--- Dataset records ---
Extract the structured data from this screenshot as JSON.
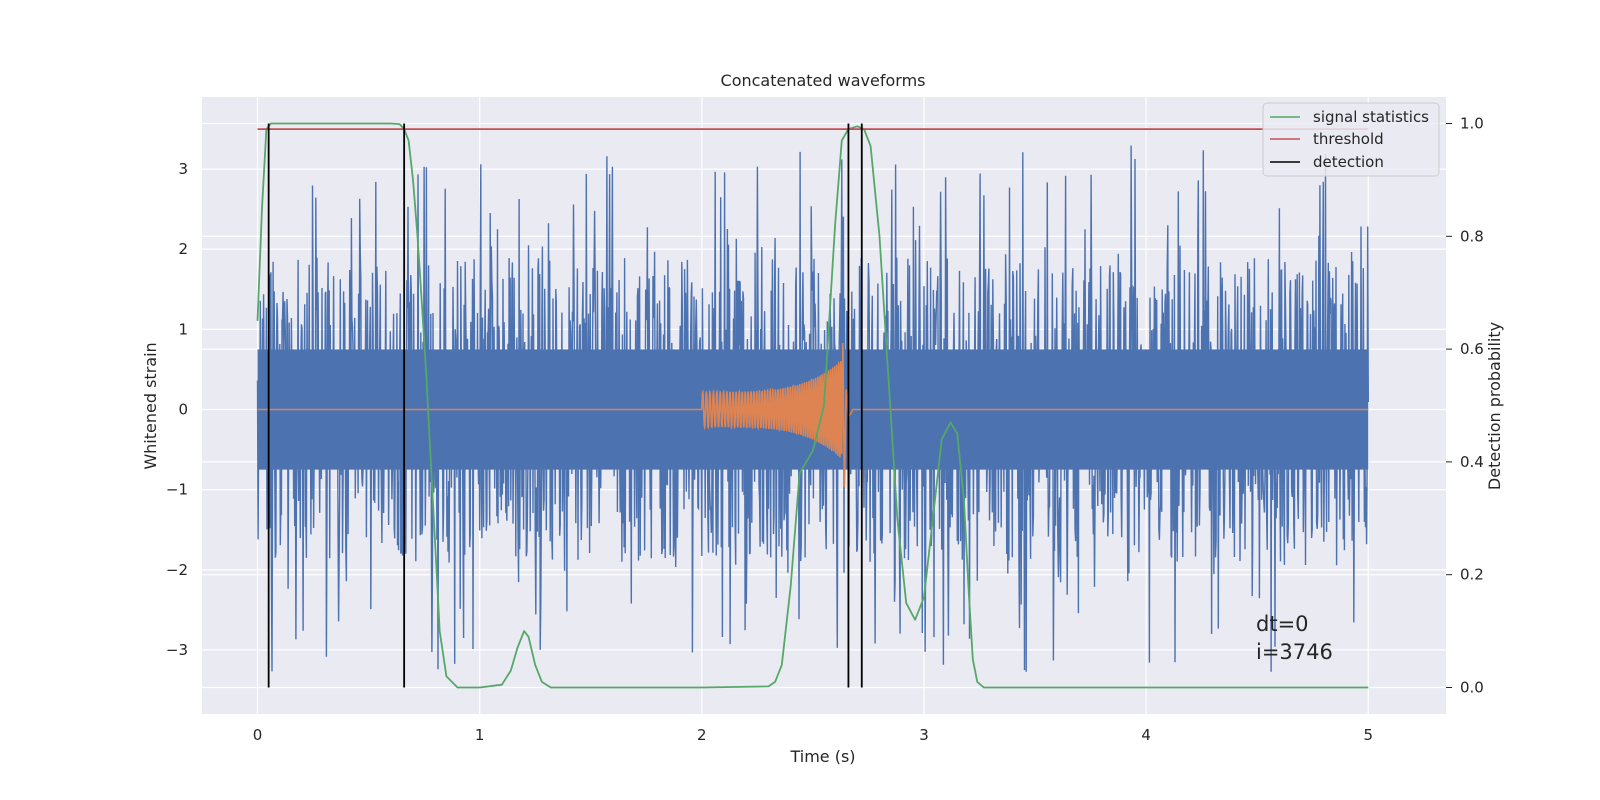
{
  "chart_data": {
    "type": "line",
    "title": "Concatenated waveforms",
    "xlabel": "Time (s)",
    "ylabel": "Whitened strain",
    "y2label": "Detection probability",
    "xlim": [
      -0.25,
      5.35
    ],
    "ylim": [
      -3.8,
      3.9
    ],
    "y2lim": [
      -0.047,
      1.047
    ],
    "xticks": [
      0,
      1,
      2,
      3,
      4,
      5
    ],
    "xtick_labels": [
      "0",
      "1",
      "2",
      "3",
      "4",
      "5"
    ],
    "yticks": [
      -3,
      -2,
      -1,
      0,
      1,
      2,
      3
    ],
    "ytick_labels": [
      "−3",
      "−2",
      "−1",
      "0",
      "1",
      "2",
      "3"
    ],
    "y2ticks": [
      0.0,
      0.2,
      0.4,
      0.6,
      0.8,
      1.0
    ],
    "y2tick_labels": [
      "0.0",
      "0.2",
      "0.4",
      "0.6",
      "0.8",
      "1.0"
    ],
    "grid": true,
    "legend_position": "top-right",
    "legend": [
      "signal statistics",
      "threshold",
      "detection"
    ],
    "colors": {
      "strain": "#4c72b0",
      "template": "#dd8452",
      "signal_statistics": "#55a868",
      "threshold": "#c44e52",
      "detection": "#000000",
      "background": "#eaeaf2",
      "grid": "#ffffff"
    },
    "series": [
      {
        "name": "signal statistics",
        "axis": "right",
        "x": [
          0.0,
          0.02,
          0.04,
          0.06,
          0.08,
          0.1,
          0.2,
          0.4,
          0.6,
          0.64,
          0.66,
          0.68,
          0.7,
          0.72,
          0.74,
          0.76,
          0.78,
          0.8,
          0.82,
          0.85,
          0.9,
          1.0,
          1.1,
          1.14,
          1.17,
          1.2,
          1.22,
          1.25,
          1.28,
          1.32,
          1.5,
          2.0,
          2.3,
          2.33,
          2.36,
          2.4,
          2.44,
          2.5,
          2.55,
          2.6,
          2.63,
          2.66,
          2.7,
          2.73,
          2.76,
          2.8,
          2.84,
          2.88,
          2.92,
          2.96,
          3.0,
          3.04,
          3.08,
          3.12,
          3.15,
          3.18,
          3.2,
          3.22,
          3.24,
          3.27,
          3.3,
          3.5,
          4.0,
          4.5,
          5.0
        ],
        "y": [
          0.65,
          0.85,
          0.99,
          1.0,
          1.0,
          1.0,
          1.0,
          1.0,
          1.0,
          0.999,
          0.99,
          0.97,
          0.9,
          0.8,
          0.68,
          0.55,
          0.4,
          0.25,
          0.1,
          0.02,
          0.0,
          0.0,
          0.005,
          0.03,
          0.07,
          0.1,
          0.09,
          0.04,
          0.01,
          0.0,
          0.0,
          0.0,
          0.002,
          0.01,
          0.04,
          0.18,
          0.38,
          0.42,
          0.5,
          0.82,
          0.97,
          0.99,
          0.995,
          0.99,
          0.96,
          0.8,
          0.55,
          0.3,
          0.15,
          0.12,
          0.16,
          0.3,
          0.44,
          0.47,
          0.45,
          0.33,
          0.18,
          0.05,
          0.01,
          0.0,
          0.0,
          0.0,
          0.0,
          0.0,
          0.0
        ]
      },
      {
        "name": "threshold",
        "axis": "right",
        "x": [
          0,
          5
        ],
        "y": [
          0.99,
          0.99
        ]
      },
      {
        "name": "detection",
        "axis": "right",
        "type": "vlines",
        "x": [
          0.05,
          0.66,
          2.66,
          2.72
        ],
        "ymin": 0.0,
        "ymax": 1.0
      }
    ],
    "strain": {
      "name": "whitened strain",
      "x_range": [
        0,
        5
      ],
      "samples": 2000,
      "core_amplitude": 0.75,
      "spike_max": 3.6,
      "spike_min": -3.5
    },
    "template": {
      "name": "template waveform",
      "start": 2.0,
      "merger": 2.63,
      "end": 2.68,
      "peak_amplitude": 0.83,
      "trough_amplitude": -0.97
    },
    "annotations": [
      "dt=0",
      "i=3746"
    ]
  }
}
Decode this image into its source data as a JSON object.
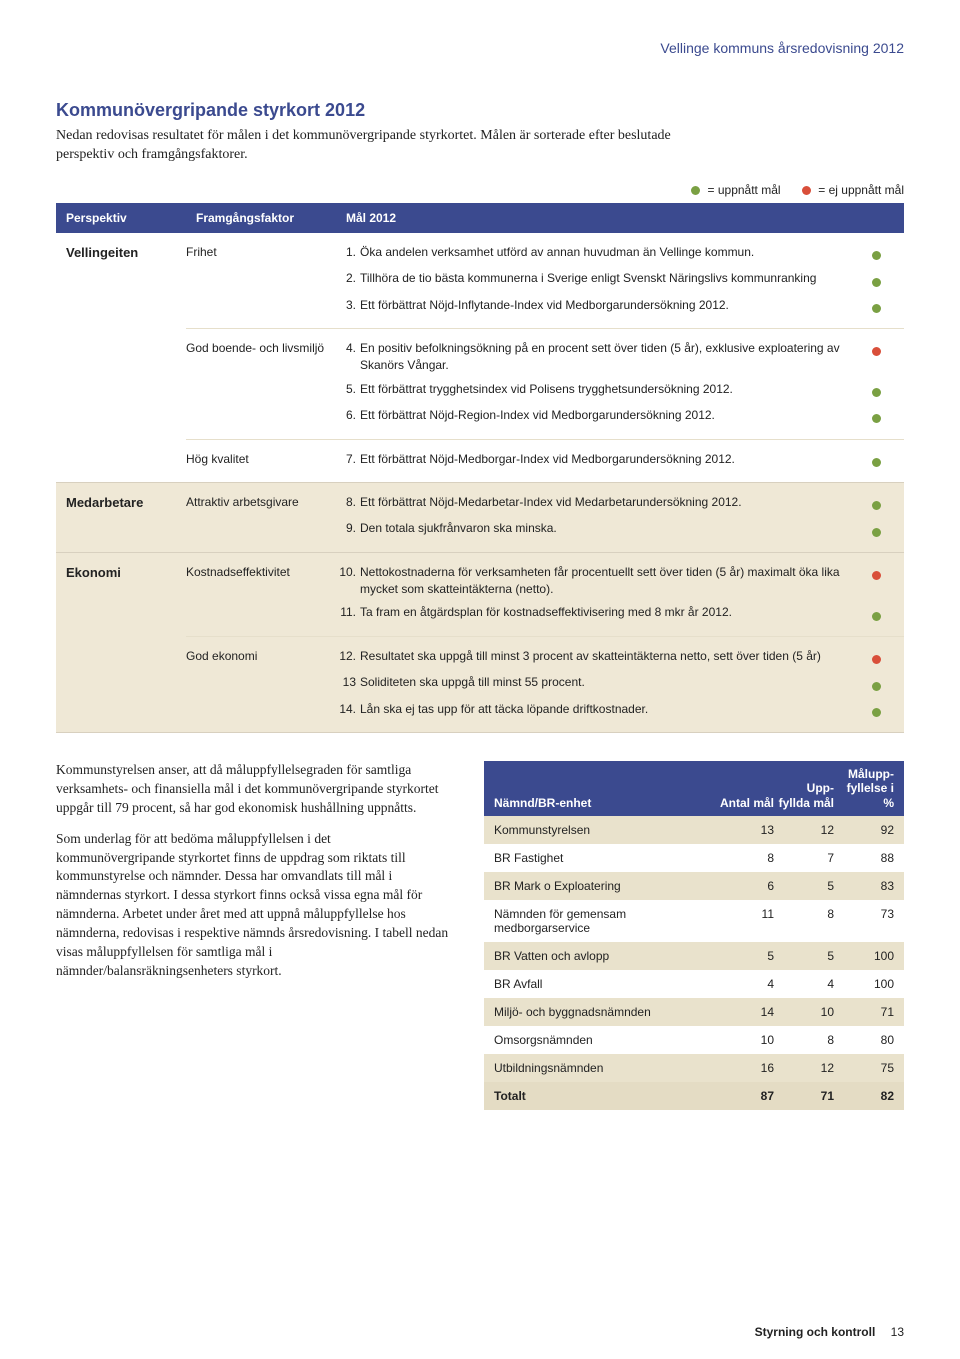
---
• Job
Copy out each line word for word, please, skipping the images.

• Correct result
Extract the structured data from this screenshot as JSON.
{
  "chart_data": {
    "type": "line",
    "title": "Concatenated waveforms",
    "xlabel": "Time (s)",
    "ylabel": "Whitened strain",
    "y2label": "Detection probability",
    "xlim": [
      -0.25,
      5.35
    ],
    "ylim": [
      -3.8,
      3.9
    ],
    "y2lim": [
      -0.047,
      1.047
    ],
    "xticks": [
      0,
      1,
      2,
      3,
      4,
      5
    ],
    "xtick_labels": [
      "0",
      "1",
      "2",
      "3",
      "4",
      "5"
    ],
    "yticks": [
      -3,
      -2,
      -1,
      0,
      1,
      2,
      3
    ],
    "ytick_labels": [
      "−3",
      "−2",
      "−1",
      "0",
      "1",
      "2",
      "3"
    ],
    "y2ticks": [
      0.0,
      0.2,
      0.4,
      0.6,
      0.8,
      1.0
    ],
    "y2tick_labels": [
      "0.0",
      "0.2",
      "0.4",
      "0.6",
      "0.8",
      "1.0"
    ],
    "grid": true,
    "legend_position": "top-right",
    "legend": [
      "signal statistics",
      "threshold",
      "detection"
    ],
    "colors": {
      "strain": "#4c72b0",
      "template": "#dd8452",
      "signal_statistics": "#55a868",
      "threshold": "#c44e52",
      "detection": "#000000",
      "background": "#eaeaf2",
      "grid": "#ffffff"
    },
    "series": [
      {
        "name": "signal statistics",
        "axis": "right",
        "x": [
          0.0,
          0.02,
          0.04,
          0.06,
          0.08,
          0.1,
          0.2,
          0.4,
          0.6,
          0.64,
          0.66,
          0.68,
          0.7,
          0.72,
          0.74,
          0.76,
          0.78,
          0.8,
          0.82,
          0.85,
          0.9,
          1.0,
          1.1,
          1.14,
          1.17,
          1.2,
          1.22,
          1.25,
          1.28,
          1.32,
          1.5,
          2.0,
          2.3,
          2.33,
          2.36,
          2.4,
          2.44,
          2.5,
          2.55,
          2.6,
          2.63,
          2.66,
          2.7,
          2.73,
          2.76,
          2.8,
          2.84,
          2.88,
          2.92,
          2.96,
          3.0,
          3.04,
          3.08,
          3.12,
          3.15,
          3.18,
          3.2,
          3.22,
          3.24,
          3.27,
          3.3,
          3.5,
          4.0,
          4.5,
          5.0
        ],
        "y": [
          0.65,
          0.85,
          0.99,
          1.0,
          1.0,
          1.0,
          1.0,
          1.0,
          1.0,
          0.999,
          0.99,
          0.97,
          0.9,
          0.8,
          0.68,
          0.55,
          0.4,
          0.25,
          0.1,
          0.02,
          0.0,
          0.0,
          0.005,
          0.03,
          0.07,
          0.1,
          0.09,
          0.04,
          0.01,
          0.0,
          0.0,
          0.0,
          0.002,
          0.01,
          0.04,
          0.18,
          0.38,
          0.42,
          0.5,
          0.82,
          0.97,
          0.99,
          0.995,
          0.99,
          0.96,
          0.8,
          0.55,
          0.3,
          0.15,
          0.12,
          0.16,
          0.3,
          0.44,
          0.47,
          0.45,
          0.33,
          0.18,
          0.05,
          0.01,
          0.0,
          0.0,
          0.0,
          0.0,
          0.0,
          0.0
        ]
      },
      {
        "name": "threshold",
        "axis": "right",
        "x": [
          0,
          5
        ],
        "y": [
          0.99,
          0.99
        ]
      },
      {
        "name": "detection",
        "axis": "right",
        "type": "vlines",
        "x": [
          0.05,
          0.66,
          2.66,
          2.72
        ],
        "ymin": 0.0,
        "ymax": 1.0
      }
    ],
    "strain": {
      "name": "whitened strain",
      "x_range": [
        0,
        5
      ],
      "samples": 2000,
      "core_amplitude": 0.75,
      "spike_max": 3.6,
      "spike_min": -3.5
    },
    "template": {
      "name": "template waveform",
      "start": 2.0,
      "merger": 2.63,
      "end": 2.68,
      "peak_amplitude": 0.83,
      "trough_amplitude": -0.97
    },
    "annotations": [
      "dt=0",
      "i=3746"
    ]
  }
}
Decode this image into its source data as a JSON object.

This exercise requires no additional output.